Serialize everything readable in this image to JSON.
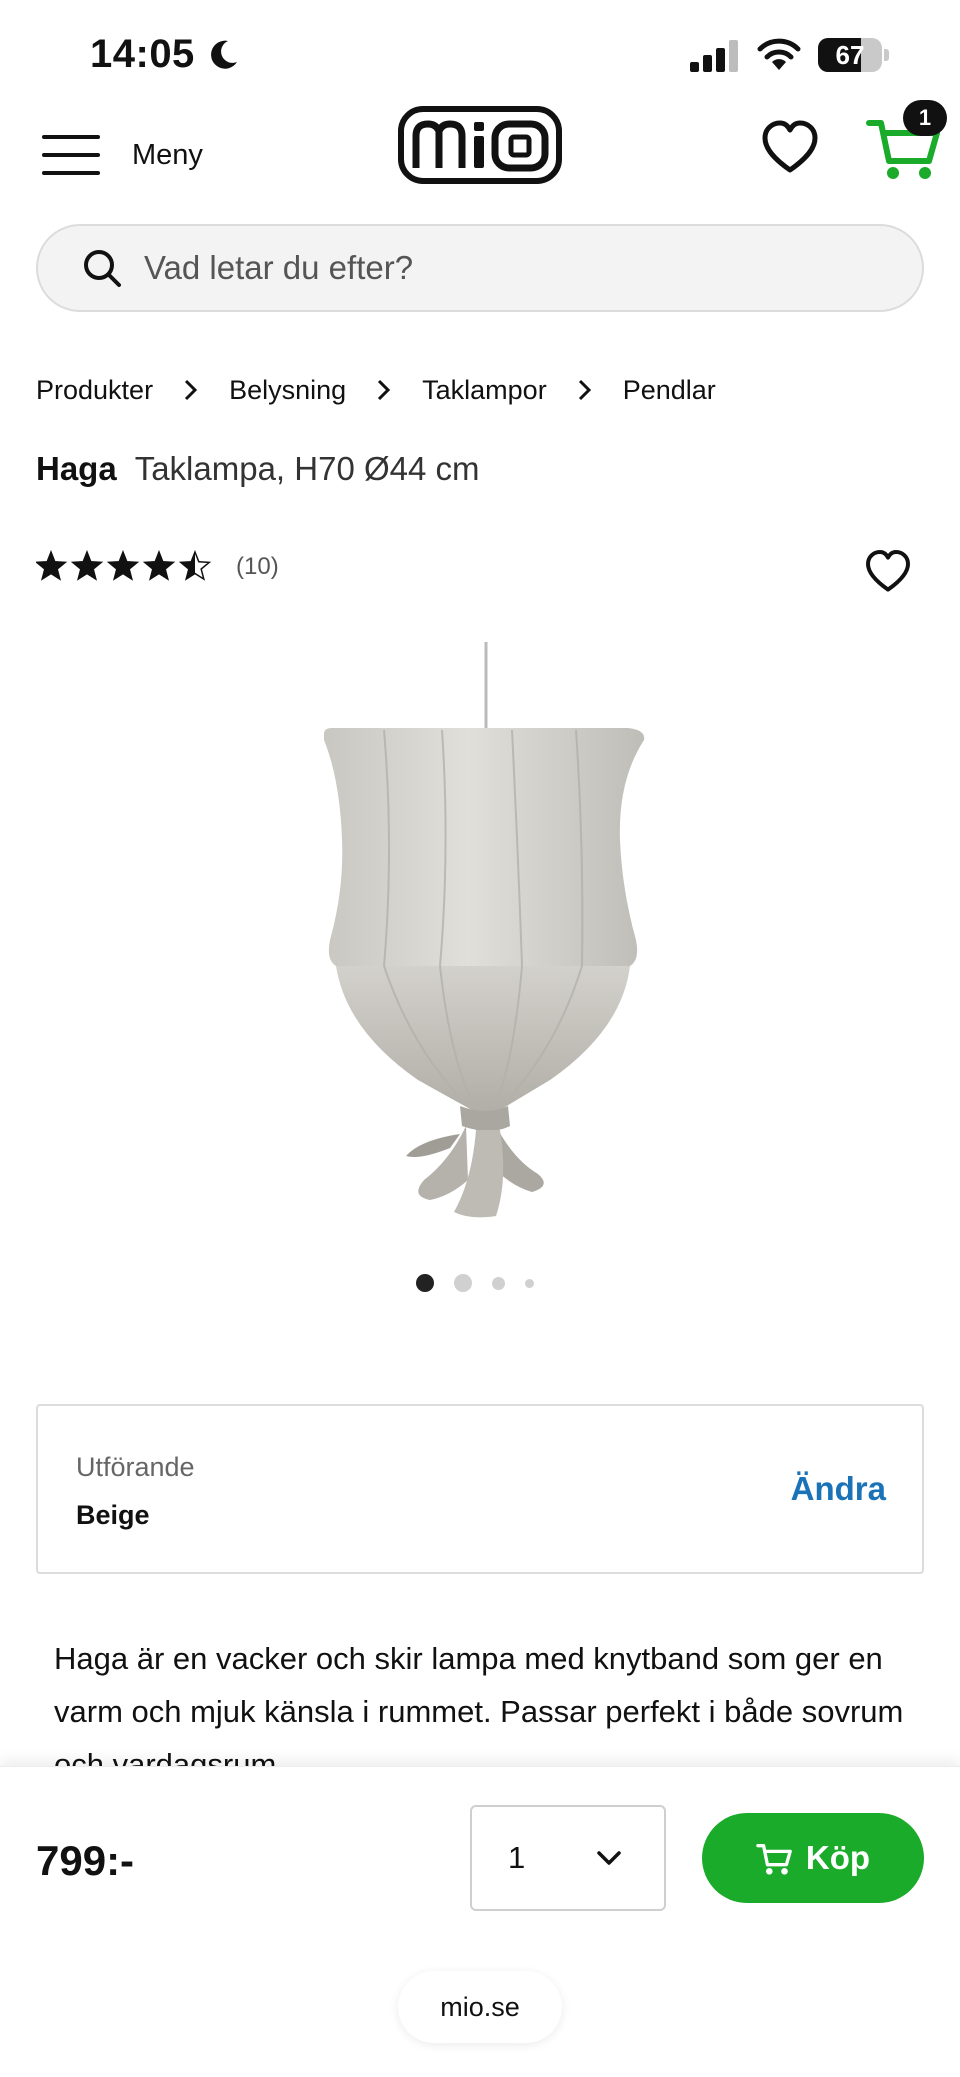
{
  "status_bar": {
    "time": "14:05",
    "battery": "67",
    "battery_level": 0.67
  },
  "header": {
    "menu_label": "Meny",
    "logo_text": "mio",
    "cart_count": "1",
    "colors": {
      "cart": "#1aab2b"
    }
  },
  "search": {
    "placeholder": "Vad letar du efter?"
  },
  "breadcrumb": {
    "items": [
      "Produkter",
      "Belysning",
      "Taklampor",
      "Pendlar"
    ]
  },
  "product": {
    "brand": "Haga",
    "description_title": "Taklampa, H70 Ø44 cm",
    "rating": 4.5,
    "rating_count": "(10)",
    "image_count": 4,
    "active_image": 1
  },
  "variant": {
    "label": "Utförande",
    "value": "Beige",
    "change_label": "Ändra",
    "colors": {
      "change": "#1a73b8"
    }
  },
  "description": {
    "text": "Haga är en vacker och skir lampa med knytband som ger en varm och mjuk känsla i rummet. Passar perfekt i både sovrum och vardagsrum."
  },
  "buy_bar": {
    "price": "799:-",
    "quantity": "1",
    "buy_label": "Köp",
    "colors": {
      "buy_button": "#1aab2b"
    }
  },
  "browser": {
    "url": "mio.se"
  }
}
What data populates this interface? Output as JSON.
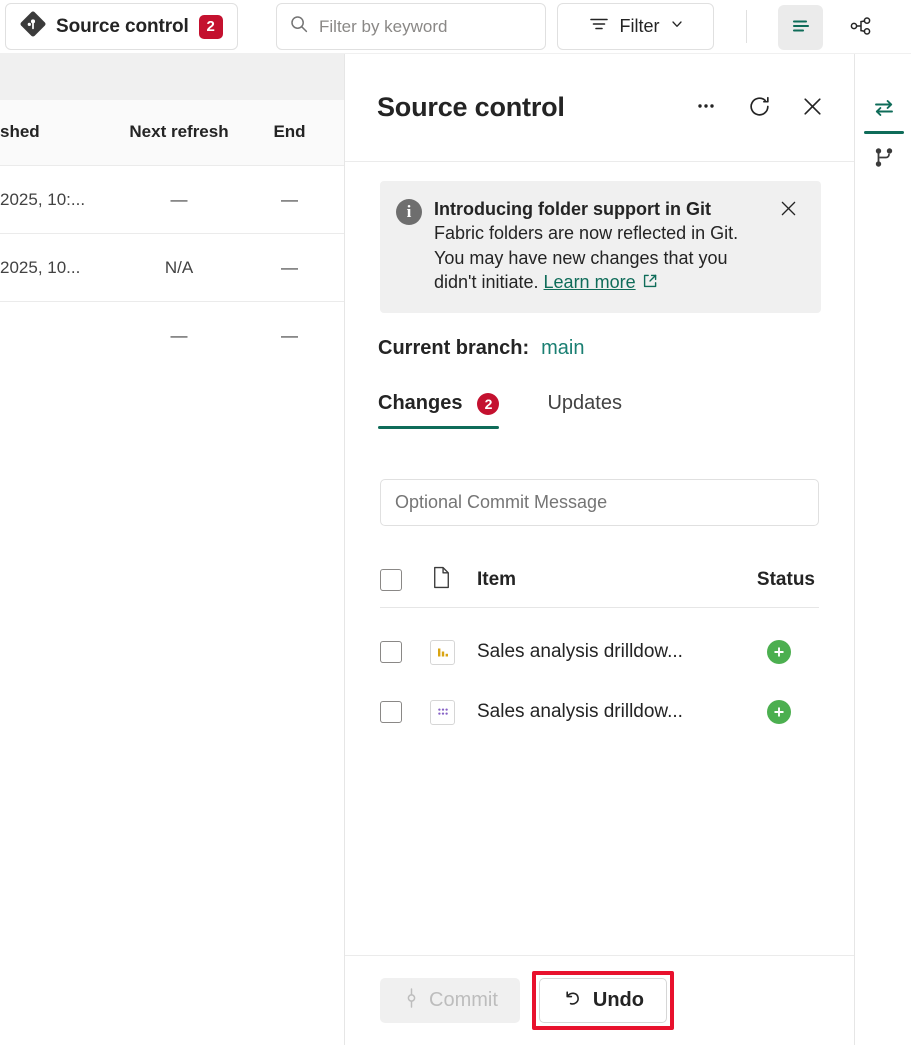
{
  "toolbar": {
    "source_control_label": "Source control",
    "source_control_badge": "2",
    "source_control_icon": "git-logo-icon",
    "search_placeholder": "Filter by keyword",
    "search_value": "",
    "search_icon": "search-icon",
    "filter_label": "Filter",
    "filter_icon": "filter-lines-icon",
    "filter_chevron_icon": "chevron-down-icon",
    "view_list_icon": "list-view-icon",
    "lineage_icon": "lineage-share-icon"
  },
  "background_table": {
    "columns": [
      "shed",
      "Next refresh",
      "End"
    ],
    "rows": [
      [
        "2025, 10:...",
        "—",
        "—"
      ],
      [
        "2025, 10...",
        "N/A",
        "—"
      ],
      [
        "",
        "—",
        "—"
      ]
    ]
  },
  "panel": {
    "title": "Source control",
    "more_icon": "ellipsis-icon",
    "refresh_icon": "refresh-icon",
    "close_icon": "close-icon",
    "banner": {
      "info_icon": "info-icon",
      "title": "Introducing folder support in Git",
      "body": "Fabric folders are now reflected in Git. You may have new changes that you didn't initiate.",
      "link_label": "Learn more",
      "link_icon": "external-link-icon",
      "close_icon": "close-icon",
      "title_bold_part_1": "Introducing folder support in",
      "title_bold_part_2": "Git"
    },
    "branch": {
      "label": "Current branch:",
      "name": "main"
    },
    "tabs": [
      {
        "label": "Changes",
        "badge": "2",
        "active": true
      },
      {
        "label": "Updates",
        "badge": "",
        "active": false
      }
    ],
    "commit_message": {
      "placeholder": "Optional Commit Message",
      "value": ""
    },
    "items_table": {
      "headers": {
        "item": "Item",
        "status": "Status",
        "item_icon": "document-icon",
        "select_all_checkbox": "select-all-checkbox"
      },
      "rows": [
        {
          "name": "Sales analysis drilldow...",
          "icon": "report-chart-icon",
          "status": "added",
          "status_icon": "plus-circle-icon",
          "checked": false
        },
        {
          "name": "Sales analysis drilldow...",
          "icon": "semantic-model-icon",
          "status": "added",
          "status_icon": "plus-circle-icon",
          "checked": false
        }
      ]
    },
    "footer": {
      "commit_label": "Commit",
      "commit_icon": "commit-icon",
      "commit_disabled": true,
      "undo_label": "Undo",
      "undo_icon": "undo-arrow-icon",
      "undo_highlighted": true
    }
  },
  "right_rail": {
    "items": [
      {
        "icon": "sync-arrows-icon",
        "active": true
      },
      {
        "icon": "git-branch-icon",
        "active": false
      }
    ]
  },
  "colors": {
    "accent_teal": "#0f6c59",
    "badge_red": "#c4112f",
    "status_green": "#4caf50",
    "highlight_red": "#e8112d",
    "branch_teal": "#1a7f72"
  }
}
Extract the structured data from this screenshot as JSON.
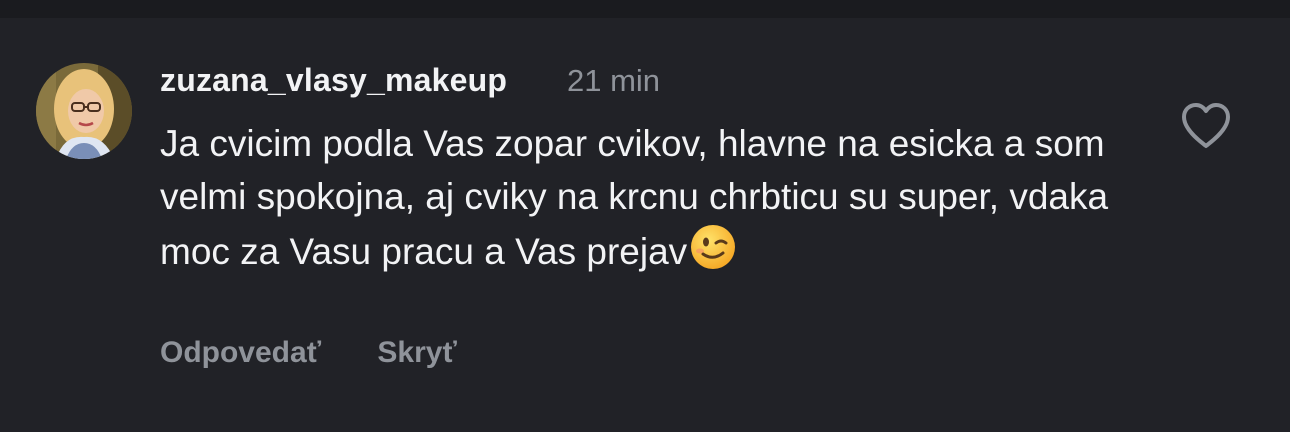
{
  "comment": {
    "username": "zuzana_vlasy_makeup",
    "time": "21 min",
    "text": "Ja cvicim podla Vas zopar cvikov, hlavne na esicka a som velmi spokojna, aj cviky na krcnu chrbticu su super, vdaka moc za Vasu pracu a Vas prejav",
    "emoji": "winking-face",
    "reply_label": "Odpovedať",
    "hide_label": "Skryť",
    "liked": false
  },
  "icons": {
    "like": "heart-outline-icon",
    "avatar": "profile-photo"
  },
  "colors": {
    "background": "#212227",
    "text": "#f2f3f5",
    "secondary": "#8f939a"
  }
}
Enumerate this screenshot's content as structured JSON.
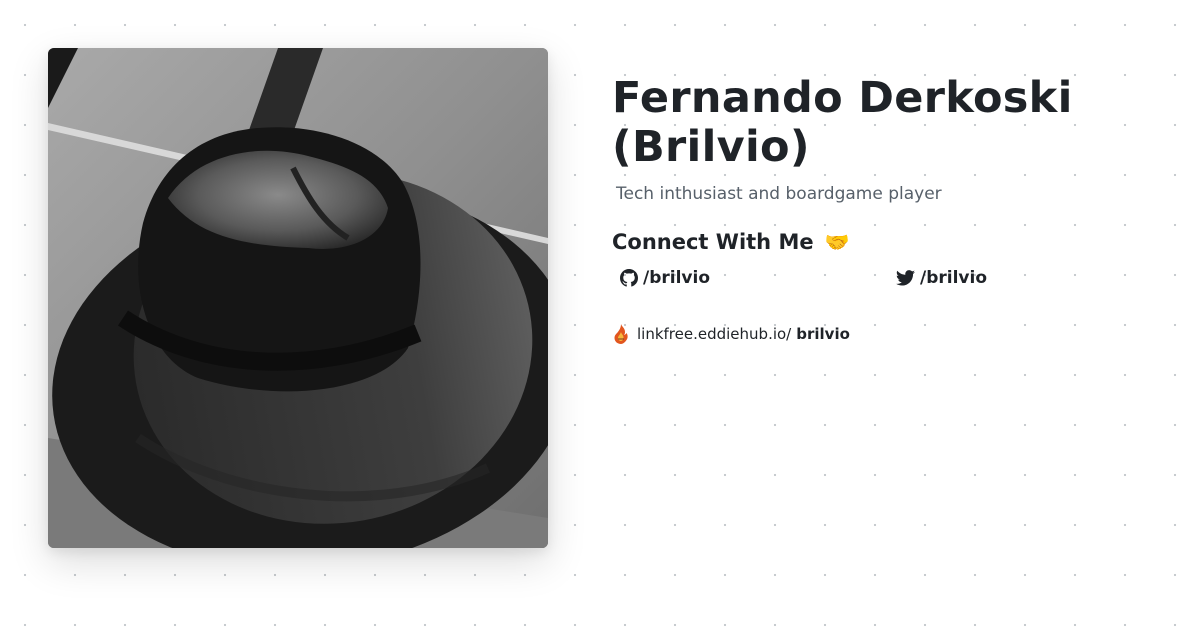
{
  "profile": {
    "name_line1": "Fernando Derkoski",
    "name_line2": "(Brilvio)",
    "tagline": "Tech inthusiast and boardgame player",
    "avatar_icon": "fedora-hat-photo"
  },
  "connect": {
    "heading": "Connect With Me",
    "heading_emoji": "🤝",
    "github": {
      "icon": "github-icon",
      "label": "/brilvio"
    },
    "twitter": {
      "icon": "twitter-icon",
      "label": "/brilvio"
    }
  },
  "linkfree": {
    "icon": "flame-logo-icon",
    "domain": "linkfree.eddiehub.io/",
    "handle": "brilvio"
  },
  "colors": {
    "text": "#1f2328",
    "muted": "#57606a",
    "dots": "#c4c8cc"
  }
}
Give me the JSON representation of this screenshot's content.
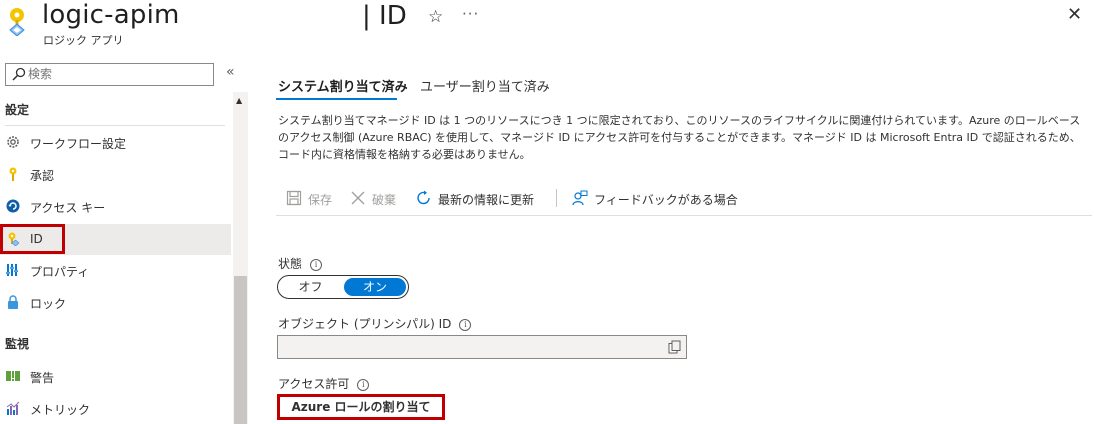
{
  "header": {
    "app_name": "logic-apim",
    "app_subtitle": "ロジック アプリ",
    "page_title": "| ID",
    "favorite_icon": "☆",
    "more_icon": "···",
    "close_icon": "✕"
  },
  "sidebar": {
    "search_placeholder": "検索",
    "collapse_icon": "«",
    "sections": [
      {
        "label": "設定"
      },
      {
        "label": "監視"
      }
    ],
    "items": [
      {
        "label": "ワークフロー設定",
        "icon": "gear-icon"
      },
      {
        "label": "承認",
        "icon": "key-icon"
      },
      {
        "label": "アクセス キー",
        "icon": "refresh-circle-icon"
      },
      {
        "label": "ID",
        "icon": "identity-key-icon",
        "active": true
      },
      {
        "label": "プロパティ",
        "icon": "properties-bars-icon"
      },
      {
        "label": "ロック",
        "icon": "lock-icon"
      },
      {
        "label": "警告",
        "icon": "alert-icon"
      },
      {
        "label": "メトリック",
        "icon": "metrics-chart-icon"
      }
    ]
  },
  "main": {
    "tabs": [
      {
        "label": "システム割り当て済み",
        "active": true
      },
      {
        "label": "ユーザー割り当て済み",
        "active": false
      }
    ],
    "description": "システム割り当てマネージド ID は 1 つのリソースにつき 1 つに限定されており、このリソースのライフサイクルに関連付けられています。Azure のロールベースのアクセス制御 (Azure RBAC) を使用して、マネージド ID にアクセス許可を付与することができます。マネージド ID は Microsoft Entra ID で認証されるため、コード内に資格情報を格納する必要はありません。",
    "toolbar": {
      "save": "保存",
      "discard": "破棄",
      "refresh": "最新の情報に更新",
      "feedback": "フィードバックがある場合"
    },
    "status": {
      "label": "状態",
      "off": "オフ",
      "on": "オン",
      "value": "オン"
    },
    "object_id": {
      "label": "オブジェクト (プリンシパル) ID",
      "value": ""
    },
    "permissions": {
      "label": "アクセス許可",
      "button": "Azure ロールの割り当て"
    }
  },
  "colors": {
    "accent": "#0078d4",
    "highlight": "#c00000",
    "active_nav_bg": "#edebe9"
  }
}
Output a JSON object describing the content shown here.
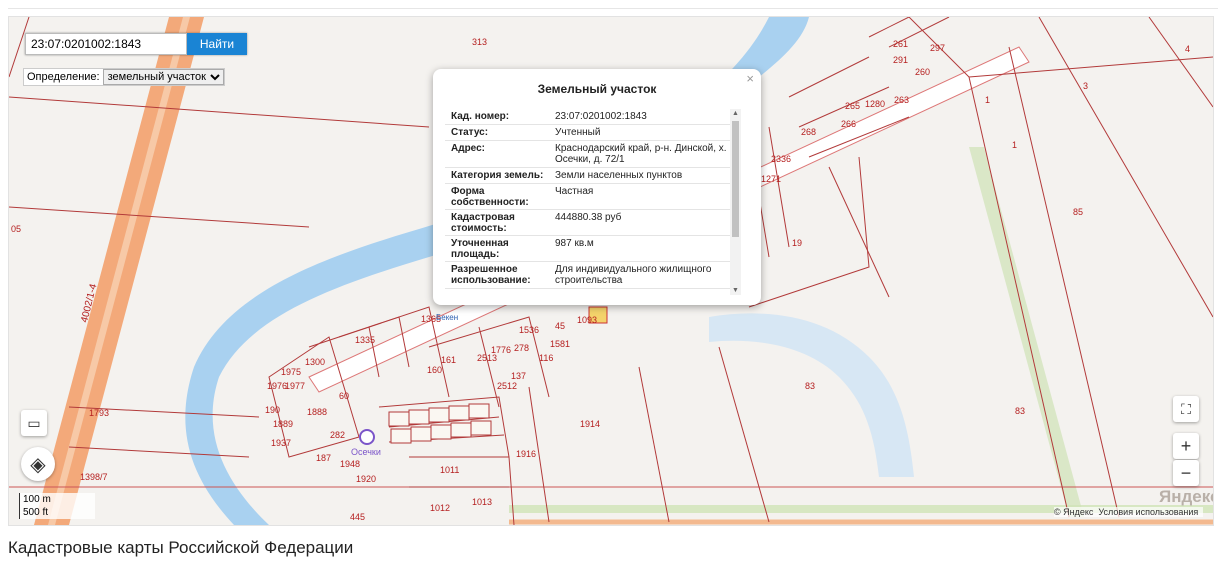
{
  "search": {
    "value": "23:07:0201002:1843",
    "button": "Найти"
  },
  "definition": {
    "label": "Определение:",
    "selected": "земельный участок"
  },
  "popup": {
    "title": "Земельный участок",
    "close": "×",
    "rows": [
      {
        "key": "Кад. номер:",
        "value": "23:07:0201002:1843"
      },
      {
        "key": "Статус:",
        "value": "Учтенный"
      },
      {
        "key": "Адрес:",
        "value": "Краснодарский край, р-н. Динской, х. Осечки, д. 72/1"
      },
      {
        "key": "Категория земель:",
        "value": "Земли населенных пунктов"
      },
      {
        "key": "Форма собственности:",
        "value": "Частная"
      },
      {
        "key": "Кадастровая стоимость:",
        "value": "444880.38 руб"
      },
      {
        "key": "Уточненная площадь:",
        "value": "987 кв.м"
      },
      {
        "key": "Разрешенное использование:",
        "value": "Для индивидуального жилищного строительства"
      }
    ]
  },
  "map": {
    "parcel_labels": [
      "313",
      "4",
      "3",
      "1",
      "1",
      "85",
      "19",
      "83",
      "83",
      "1914",
      "1916",
      "1011",
      "1013",
      "1012",
      "1793",
      "1398/7",
      "1920",
      "1948",
      "187",
      "282",
      "1937",
      "1889",
      "1888",
      "190",
      "1976",
      "1975",
      "1977",
      "1300",
      "1335",
      "1365",
      "445",
      "05",
      "60",
      "161",
      "160",
      "2513",
      "2512",
      "1776",
      "278",
      "1536",
      "1581",
      "116",
      "137",
      "1093",
      "45",
      "268",
      "265",
      "1280",
      "266",
      "2336",
      "1271",
      "291",
      "297",
      "260",
      "261",
      "263"
    ],
    "road_label": "4002/1-4",
    "place_label": "Осечки",
    "place_label_2": "Бекен"
  },
  "controls": {
    "fullscreen": "⛶",
    "zoom_in": "+",
    "zoom_out": "−",
    "ruler": "▭",
    "layers": "◈"
  },
  "scale": {
    "meters": "100 m",
    "feet": "500 ft"
  },
  "attribution": {
    "logo": "Яндекс",
    "copyright": "© Яндекс",
    "terms": "Условия использования"
  },
  "caption": "Кадастровые карты Российской Федерации"
}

--- WRITTEN INSTRUCTION ---
Which lines contain "JSON"? Copy each of them.

--- CORRECT RESPONSE ---
Serialize everything readable in this image to JSON.
What data populates this interface? Output as JSON.
Extract the structured data from this screenshot as JSON.
Enumerate this screenshot's content as structured JSON.
Give me the JSON representation of this screenshot's content.
Output a JSON object describing the content shown here.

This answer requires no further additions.